++++ RECORD EXTRACTS ++++
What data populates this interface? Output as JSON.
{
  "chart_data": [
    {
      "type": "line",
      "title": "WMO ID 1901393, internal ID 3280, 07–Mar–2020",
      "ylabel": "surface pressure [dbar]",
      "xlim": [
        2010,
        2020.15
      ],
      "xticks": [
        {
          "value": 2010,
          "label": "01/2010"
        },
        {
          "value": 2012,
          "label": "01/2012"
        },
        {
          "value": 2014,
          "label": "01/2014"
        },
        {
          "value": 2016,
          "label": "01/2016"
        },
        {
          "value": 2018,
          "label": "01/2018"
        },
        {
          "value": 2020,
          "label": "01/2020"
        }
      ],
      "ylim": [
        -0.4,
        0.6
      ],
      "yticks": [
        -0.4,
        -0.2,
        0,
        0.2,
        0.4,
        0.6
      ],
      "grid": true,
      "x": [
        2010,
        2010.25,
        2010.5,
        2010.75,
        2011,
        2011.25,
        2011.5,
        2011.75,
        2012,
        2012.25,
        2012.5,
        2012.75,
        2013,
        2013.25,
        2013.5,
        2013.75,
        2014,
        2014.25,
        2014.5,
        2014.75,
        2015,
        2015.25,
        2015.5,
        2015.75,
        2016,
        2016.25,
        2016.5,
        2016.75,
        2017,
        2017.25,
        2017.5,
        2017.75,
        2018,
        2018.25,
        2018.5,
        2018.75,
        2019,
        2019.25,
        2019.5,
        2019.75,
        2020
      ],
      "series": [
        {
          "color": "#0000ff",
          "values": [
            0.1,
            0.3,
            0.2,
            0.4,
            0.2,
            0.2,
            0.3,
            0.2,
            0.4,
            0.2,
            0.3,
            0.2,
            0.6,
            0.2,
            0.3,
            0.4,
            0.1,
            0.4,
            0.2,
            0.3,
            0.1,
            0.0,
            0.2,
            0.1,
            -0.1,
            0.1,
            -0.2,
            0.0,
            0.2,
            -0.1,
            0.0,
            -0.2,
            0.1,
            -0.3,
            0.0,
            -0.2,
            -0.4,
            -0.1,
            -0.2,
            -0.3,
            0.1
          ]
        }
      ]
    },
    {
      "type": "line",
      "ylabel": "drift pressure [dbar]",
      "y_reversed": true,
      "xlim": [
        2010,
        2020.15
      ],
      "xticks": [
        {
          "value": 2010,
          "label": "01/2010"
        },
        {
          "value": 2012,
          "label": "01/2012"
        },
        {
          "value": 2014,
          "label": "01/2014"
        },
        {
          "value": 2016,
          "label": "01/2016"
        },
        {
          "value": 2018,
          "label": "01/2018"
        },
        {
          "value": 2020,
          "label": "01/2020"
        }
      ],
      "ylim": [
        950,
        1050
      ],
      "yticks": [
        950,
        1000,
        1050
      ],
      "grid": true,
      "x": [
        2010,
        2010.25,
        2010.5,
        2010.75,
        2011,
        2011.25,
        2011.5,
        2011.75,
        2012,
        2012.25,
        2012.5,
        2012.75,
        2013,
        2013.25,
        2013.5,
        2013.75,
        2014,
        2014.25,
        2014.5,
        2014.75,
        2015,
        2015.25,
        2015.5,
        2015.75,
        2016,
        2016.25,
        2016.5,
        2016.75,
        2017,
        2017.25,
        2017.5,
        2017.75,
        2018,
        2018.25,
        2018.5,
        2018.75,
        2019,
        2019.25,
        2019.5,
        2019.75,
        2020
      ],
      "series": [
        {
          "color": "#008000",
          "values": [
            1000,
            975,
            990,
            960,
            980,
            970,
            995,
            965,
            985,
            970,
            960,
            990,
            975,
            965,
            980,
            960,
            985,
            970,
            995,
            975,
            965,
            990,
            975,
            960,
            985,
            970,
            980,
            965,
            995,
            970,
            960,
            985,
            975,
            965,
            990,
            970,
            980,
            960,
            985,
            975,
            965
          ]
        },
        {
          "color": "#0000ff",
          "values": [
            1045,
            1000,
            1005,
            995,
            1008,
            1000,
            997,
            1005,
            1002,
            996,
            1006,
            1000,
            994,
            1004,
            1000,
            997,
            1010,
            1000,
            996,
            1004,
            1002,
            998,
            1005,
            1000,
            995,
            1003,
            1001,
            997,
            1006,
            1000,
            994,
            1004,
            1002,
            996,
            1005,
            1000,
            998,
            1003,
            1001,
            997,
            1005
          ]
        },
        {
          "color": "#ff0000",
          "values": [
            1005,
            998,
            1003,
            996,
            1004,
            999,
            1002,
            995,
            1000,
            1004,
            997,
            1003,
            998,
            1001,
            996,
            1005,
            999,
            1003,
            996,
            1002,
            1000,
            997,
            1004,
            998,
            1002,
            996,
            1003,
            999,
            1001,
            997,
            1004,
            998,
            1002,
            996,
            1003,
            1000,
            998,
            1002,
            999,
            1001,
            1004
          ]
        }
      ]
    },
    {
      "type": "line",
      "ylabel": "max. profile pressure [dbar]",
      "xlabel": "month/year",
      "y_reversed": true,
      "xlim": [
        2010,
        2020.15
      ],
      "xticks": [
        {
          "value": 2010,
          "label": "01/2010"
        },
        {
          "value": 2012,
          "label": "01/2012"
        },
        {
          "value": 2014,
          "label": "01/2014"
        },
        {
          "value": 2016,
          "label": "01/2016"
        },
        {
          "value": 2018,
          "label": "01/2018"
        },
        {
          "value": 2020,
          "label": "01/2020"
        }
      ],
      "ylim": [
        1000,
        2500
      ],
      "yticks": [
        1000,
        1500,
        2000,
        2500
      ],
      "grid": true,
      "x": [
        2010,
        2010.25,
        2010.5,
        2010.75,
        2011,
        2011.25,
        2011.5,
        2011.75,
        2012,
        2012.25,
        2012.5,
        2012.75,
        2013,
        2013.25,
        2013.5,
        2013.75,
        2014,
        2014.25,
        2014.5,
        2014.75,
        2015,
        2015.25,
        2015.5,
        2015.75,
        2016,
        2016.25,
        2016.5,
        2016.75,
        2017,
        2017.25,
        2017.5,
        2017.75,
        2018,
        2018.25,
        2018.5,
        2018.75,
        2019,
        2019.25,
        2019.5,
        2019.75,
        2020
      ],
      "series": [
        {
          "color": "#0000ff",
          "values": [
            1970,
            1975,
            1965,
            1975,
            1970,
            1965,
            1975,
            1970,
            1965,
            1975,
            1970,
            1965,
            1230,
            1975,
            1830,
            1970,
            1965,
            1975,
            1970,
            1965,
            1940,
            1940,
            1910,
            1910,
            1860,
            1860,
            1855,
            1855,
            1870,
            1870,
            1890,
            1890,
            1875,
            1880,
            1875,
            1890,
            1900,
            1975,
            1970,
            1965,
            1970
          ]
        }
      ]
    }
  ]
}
++++
Pull every line containing "pressure" from the material above.

▶ **SOLUTION FOR THIS TASK**
      "ylabel": "surface pressure [dbar]",
      "ylabel": "drift pressure [dbar]",
      "ylabel": "max. profile pressure [dbar]",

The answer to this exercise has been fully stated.